MATERIAL FOR THIS EXERCISE:
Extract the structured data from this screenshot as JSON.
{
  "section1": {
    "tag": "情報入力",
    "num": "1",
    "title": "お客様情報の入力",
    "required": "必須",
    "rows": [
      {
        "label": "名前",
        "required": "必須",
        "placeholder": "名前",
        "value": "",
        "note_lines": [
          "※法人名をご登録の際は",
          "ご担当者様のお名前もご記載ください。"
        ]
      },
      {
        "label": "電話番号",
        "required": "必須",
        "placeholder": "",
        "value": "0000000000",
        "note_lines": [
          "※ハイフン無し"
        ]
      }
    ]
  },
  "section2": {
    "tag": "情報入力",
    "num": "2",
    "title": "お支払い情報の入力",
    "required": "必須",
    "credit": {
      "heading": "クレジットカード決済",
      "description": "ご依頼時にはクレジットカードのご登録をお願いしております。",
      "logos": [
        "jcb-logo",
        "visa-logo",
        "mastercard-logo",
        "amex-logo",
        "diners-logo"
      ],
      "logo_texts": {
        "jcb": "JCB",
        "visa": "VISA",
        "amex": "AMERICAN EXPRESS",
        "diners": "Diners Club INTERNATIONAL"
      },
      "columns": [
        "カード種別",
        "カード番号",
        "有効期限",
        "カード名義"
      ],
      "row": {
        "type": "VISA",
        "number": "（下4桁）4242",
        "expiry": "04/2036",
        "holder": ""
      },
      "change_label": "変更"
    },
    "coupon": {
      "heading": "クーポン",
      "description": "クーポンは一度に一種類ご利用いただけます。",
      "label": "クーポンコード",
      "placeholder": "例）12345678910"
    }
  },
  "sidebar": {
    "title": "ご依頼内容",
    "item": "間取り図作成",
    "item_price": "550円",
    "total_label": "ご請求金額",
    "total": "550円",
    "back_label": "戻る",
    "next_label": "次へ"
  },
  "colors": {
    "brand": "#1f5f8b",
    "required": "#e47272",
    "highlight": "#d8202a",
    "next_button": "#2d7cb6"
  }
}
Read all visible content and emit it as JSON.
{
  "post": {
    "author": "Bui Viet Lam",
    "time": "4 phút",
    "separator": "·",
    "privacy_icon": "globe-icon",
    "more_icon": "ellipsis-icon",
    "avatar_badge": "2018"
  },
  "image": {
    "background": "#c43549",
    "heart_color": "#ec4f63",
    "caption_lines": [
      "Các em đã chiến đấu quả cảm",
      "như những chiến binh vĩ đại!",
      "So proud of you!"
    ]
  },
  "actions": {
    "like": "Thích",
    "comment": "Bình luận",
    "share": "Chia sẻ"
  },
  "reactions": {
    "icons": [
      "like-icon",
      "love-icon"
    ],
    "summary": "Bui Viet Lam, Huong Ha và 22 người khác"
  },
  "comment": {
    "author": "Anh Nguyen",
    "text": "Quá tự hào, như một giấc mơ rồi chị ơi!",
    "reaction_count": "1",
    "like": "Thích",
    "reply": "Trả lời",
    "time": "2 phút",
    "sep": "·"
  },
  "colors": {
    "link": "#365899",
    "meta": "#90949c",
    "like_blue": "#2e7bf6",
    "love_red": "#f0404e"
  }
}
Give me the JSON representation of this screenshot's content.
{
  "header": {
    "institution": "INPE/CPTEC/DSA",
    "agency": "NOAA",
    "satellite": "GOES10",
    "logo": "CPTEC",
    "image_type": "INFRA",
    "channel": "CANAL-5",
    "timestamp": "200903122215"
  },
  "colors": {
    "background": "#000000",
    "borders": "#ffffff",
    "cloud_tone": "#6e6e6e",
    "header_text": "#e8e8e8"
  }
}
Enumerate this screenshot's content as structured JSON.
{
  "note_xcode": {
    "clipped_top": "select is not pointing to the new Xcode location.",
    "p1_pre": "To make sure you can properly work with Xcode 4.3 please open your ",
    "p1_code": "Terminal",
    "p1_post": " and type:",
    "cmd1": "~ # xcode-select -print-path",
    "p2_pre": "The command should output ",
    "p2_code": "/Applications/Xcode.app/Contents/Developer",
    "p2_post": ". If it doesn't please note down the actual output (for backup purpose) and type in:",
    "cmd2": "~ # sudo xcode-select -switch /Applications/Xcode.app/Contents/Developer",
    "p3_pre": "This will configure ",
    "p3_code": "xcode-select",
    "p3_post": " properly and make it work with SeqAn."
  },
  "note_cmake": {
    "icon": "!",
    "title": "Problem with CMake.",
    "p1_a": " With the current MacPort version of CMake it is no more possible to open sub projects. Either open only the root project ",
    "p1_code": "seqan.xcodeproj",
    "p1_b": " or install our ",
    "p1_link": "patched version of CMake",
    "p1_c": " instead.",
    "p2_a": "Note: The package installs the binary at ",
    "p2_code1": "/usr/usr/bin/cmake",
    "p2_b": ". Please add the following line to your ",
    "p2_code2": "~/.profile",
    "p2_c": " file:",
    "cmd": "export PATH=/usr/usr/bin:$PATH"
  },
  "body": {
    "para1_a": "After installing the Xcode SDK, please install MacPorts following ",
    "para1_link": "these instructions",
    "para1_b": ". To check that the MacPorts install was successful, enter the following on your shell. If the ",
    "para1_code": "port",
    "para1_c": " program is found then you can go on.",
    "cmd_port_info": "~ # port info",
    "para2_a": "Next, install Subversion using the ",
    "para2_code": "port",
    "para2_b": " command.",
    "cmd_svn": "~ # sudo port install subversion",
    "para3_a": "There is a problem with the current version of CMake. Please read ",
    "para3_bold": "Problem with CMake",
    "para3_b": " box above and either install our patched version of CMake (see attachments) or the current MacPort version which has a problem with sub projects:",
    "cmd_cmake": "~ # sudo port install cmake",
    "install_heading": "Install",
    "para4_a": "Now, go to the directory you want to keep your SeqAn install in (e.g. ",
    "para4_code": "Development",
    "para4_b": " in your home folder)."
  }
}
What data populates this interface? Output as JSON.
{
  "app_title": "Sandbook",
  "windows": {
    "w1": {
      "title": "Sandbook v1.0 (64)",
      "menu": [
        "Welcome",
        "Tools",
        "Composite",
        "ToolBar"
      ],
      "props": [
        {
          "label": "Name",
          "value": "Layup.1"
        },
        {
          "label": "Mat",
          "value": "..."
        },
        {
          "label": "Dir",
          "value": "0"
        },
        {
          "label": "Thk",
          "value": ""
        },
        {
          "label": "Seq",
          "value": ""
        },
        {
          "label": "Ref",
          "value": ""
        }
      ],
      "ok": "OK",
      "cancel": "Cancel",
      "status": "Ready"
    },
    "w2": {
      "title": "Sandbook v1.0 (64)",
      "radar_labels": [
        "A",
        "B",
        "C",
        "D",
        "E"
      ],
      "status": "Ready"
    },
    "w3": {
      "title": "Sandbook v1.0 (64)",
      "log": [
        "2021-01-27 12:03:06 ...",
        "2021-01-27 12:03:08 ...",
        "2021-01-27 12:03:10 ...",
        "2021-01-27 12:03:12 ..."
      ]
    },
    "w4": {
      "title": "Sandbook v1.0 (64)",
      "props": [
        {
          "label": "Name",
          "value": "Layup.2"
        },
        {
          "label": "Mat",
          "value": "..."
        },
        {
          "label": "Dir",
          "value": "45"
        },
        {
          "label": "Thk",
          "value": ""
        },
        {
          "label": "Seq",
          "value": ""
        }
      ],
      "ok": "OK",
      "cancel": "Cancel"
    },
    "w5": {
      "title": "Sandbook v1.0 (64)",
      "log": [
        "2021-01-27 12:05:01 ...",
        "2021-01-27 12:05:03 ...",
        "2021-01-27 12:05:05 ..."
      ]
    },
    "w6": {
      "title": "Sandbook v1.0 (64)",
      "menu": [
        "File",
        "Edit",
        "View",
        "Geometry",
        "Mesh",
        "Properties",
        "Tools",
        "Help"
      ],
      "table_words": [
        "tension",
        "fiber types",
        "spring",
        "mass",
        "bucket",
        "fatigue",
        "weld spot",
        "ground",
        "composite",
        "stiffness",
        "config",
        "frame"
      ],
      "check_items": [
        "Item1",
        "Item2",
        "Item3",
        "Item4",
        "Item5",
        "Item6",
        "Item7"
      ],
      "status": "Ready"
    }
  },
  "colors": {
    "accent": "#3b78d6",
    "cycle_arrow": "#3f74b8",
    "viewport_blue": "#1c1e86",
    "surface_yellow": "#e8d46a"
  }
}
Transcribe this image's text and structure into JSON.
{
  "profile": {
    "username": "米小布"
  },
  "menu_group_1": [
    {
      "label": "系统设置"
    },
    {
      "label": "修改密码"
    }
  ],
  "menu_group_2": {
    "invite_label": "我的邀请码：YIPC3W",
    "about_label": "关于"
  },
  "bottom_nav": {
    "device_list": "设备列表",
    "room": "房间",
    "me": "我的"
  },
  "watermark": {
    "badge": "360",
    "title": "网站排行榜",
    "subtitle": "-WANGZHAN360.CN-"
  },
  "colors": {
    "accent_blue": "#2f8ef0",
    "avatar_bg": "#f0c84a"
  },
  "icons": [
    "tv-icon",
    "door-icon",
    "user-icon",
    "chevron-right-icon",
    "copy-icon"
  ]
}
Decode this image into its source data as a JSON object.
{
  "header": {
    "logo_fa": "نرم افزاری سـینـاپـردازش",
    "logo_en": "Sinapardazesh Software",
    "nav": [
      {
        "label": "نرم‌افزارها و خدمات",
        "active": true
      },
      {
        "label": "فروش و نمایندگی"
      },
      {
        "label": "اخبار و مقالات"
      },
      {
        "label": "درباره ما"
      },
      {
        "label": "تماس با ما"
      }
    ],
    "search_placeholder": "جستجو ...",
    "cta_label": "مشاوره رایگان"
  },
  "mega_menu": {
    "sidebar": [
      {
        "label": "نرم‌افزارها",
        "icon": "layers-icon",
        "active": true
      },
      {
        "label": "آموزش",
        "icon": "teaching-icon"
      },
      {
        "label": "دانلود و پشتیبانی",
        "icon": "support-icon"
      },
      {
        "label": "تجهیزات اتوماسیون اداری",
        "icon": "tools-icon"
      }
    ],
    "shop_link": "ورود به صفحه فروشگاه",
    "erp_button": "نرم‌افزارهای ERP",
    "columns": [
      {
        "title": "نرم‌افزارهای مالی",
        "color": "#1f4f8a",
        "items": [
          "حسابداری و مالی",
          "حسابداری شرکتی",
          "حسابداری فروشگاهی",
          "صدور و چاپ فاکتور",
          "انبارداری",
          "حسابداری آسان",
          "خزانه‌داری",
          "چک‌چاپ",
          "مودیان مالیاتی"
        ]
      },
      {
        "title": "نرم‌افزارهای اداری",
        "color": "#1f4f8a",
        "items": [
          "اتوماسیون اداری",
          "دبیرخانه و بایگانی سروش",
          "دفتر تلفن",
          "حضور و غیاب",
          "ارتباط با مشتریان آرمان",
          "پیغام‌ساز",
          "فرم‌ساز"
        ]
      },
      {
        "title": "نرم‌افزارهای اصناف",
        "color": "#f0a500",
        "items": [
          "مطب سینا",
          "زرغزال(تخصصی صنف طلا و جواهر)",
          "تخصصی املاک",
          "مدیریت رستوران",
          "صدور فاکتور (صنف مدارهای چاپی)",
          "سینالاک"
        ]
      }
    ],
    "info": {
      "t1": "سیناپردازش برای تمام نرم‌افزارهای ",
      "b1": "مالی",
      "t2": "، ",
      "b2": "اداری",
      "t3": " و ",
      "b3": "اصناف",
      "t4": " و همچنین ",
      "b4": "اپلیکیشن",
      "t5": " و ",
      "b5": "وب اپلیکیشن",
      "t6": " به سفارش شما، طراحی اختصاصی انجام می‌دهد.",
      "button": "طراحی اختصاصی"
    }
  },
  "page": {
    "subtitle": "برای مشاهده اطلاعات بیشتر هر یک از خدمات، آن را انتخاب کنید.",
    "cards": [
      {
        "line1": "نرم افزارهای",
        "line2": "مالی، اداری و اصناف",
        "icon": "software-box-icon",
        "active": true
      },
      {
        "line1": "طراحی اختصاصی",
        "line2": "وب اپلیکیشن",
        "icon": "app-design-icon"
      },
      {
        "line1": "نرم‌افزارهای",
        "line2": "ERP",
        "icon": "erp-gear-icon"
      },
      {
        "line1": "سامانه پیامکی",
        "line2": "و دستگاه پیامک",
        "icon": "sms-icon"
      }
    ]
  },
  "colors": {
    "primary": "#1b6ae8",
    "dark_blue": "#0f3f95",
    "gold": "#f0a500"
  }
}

WHAT IS EXPECTED: Using the data above, copy each line that contains "screenshot".

ANSWER BELOW:
Extract the structured data from this screenshot as JSON.
Give me the JSON representation of this screenshot's content.
Enumerate this screenshot's content as structured JSON.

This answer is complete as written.